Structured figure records
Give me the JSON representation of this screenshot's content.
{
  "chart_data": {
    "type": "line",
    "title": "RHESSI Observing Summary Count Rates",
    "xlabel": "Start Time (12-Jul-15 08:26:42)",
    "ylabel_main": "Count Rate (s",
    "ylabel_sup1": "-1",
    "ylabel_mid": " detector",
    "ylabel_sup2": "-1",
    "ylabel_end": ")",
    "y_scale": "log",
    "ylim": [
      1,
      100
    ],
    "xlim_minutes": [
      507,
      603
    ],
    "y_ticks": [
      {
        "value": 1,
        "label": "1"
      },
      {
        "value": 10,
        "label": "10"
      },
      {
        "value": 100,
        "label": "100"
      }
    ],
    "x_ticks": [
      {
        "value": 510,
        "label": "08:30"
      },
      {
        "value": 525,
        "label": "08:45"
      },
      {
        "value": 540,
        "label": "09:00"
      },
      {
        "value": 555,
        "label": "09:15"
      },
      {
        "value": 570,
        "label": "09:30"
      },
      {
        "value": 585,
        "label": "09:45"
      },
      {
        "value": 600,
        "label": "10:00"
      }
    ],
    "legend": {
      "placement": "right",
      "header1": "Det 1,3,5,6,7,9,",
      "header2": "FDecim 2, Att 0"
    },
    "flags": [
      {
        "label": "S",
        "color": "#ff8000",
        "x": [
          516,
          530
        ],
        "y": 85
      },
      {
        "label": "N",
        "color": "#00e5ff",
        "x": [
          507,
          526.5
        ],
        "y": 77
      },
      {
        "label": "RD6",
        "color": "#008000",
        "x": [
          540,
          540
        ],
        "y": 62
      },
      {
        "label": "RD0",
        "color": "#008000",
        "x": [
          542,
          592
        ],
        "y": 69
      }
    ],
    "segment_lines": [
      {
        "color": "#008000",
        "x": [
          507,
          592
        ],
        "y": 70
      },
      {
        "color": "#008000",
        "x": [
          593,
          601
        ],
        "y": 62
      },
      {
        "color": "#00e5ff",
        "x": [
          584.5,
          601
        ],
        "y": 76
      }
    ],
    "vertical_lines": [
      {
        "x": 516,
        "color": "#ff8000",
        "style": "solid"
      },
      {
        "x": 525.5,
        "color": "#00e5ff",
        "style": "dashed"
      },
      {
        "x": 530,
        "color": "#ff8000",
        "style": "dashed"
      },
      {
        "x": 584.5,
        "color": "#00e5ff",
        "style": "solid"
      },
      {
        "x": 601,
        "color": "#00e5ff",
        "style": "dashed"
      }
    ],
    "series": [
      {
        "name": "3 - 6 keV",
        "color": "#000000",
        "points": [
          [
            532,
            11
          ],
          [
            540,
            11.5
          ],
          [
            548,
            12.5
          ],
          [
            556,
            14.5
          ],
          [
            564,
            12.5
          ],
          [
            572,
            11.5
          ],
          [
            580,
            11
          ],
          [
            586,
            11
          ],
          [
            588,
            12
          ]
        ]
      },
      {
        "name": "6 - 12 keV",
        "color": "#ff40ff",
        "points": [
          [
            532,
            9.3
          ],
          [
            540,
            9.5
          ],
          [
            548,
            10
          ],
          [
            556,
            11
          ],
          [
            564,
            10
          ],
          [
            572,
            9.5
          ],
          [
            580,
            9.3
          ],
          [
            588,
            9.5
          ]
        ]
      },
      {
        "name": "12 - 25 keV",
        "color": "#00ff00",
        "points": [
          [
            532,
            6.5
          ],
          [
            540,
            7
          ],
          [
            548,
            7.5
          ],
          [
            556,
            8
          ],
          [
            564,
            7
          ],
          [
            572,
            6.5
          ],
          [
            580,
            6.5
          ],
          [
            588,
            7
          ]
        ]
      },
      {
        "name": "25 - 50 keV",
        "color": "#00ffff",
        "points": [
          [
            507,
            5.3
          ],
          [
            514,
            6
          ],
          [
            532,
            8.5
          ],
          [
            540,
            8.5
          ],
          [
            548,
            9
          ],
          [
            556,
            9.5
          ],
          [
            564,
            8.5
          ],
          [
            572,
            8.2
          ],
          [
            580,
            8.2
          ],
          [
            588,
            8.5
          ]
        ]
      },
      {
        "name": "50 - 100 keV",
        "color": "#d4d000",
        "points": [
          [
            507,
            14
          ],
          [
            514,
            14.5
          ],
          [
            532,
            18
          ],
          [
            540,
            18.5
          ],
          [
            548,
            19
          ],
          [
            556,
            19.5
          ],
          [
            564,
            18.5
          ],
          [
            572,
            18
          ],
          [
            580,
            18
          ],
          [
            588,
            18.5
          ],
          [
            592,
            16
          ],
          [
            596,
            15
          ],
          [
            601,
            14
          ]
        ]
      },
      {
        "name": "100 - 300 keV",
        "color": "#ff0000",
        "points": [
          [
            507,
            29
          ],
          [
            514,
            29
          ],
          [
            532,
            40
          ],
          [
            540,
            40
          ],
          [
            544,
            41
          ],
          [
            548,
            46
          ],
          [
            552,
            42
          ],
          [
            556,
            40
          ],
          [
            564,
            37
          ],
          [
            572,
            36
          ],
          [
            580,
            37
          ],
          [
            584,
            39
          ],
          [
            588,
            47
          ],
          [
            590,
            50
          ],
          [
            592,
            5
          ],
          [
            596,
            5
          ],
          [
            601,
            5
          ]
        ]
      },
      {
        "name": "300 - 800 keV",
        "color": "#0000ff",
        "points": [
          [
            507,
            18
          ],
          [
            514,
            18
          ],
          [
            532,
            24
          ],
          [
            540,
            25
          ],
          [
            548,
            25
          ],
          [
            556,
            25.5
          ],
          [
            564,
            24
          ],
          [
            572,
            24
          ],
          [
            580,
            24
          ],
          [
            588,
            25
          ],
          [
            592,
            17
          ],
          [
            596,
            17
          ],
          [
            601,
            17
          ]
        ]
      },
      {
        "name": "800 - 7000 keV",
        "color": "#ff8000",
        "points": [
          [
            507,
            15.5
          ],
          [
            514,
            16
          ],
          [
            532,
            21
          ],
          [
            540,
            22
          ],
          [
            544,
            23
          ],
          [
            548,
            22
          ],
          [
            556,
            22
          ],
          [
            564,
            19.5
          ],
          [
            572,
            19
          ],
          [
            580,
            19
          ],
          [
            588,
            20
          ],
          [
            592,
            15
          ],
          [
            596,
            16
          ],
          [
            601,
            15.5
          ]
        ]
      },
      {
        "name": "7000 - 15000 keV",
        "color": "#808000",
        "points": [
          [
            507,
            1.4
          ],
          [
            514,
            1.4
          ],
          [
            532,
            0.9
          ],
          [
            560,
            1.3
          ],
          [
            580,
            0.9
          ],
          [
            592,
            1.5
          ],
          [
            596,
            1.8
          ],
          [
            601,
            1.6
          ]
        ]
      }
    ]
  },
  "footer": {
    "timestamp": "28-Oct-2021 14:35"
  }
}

**YOUR TASK:**
Read the lines above. Gather those in which the string "value" is found.

**TASK ANSWER:**
        "value": 1,
        "value": 10,
        "value": 100,
        "value": 510,
        "value": 525,
        "value": 540,
        "value": 555,
        "value": 570,
        "value": 585,
        "value": 600,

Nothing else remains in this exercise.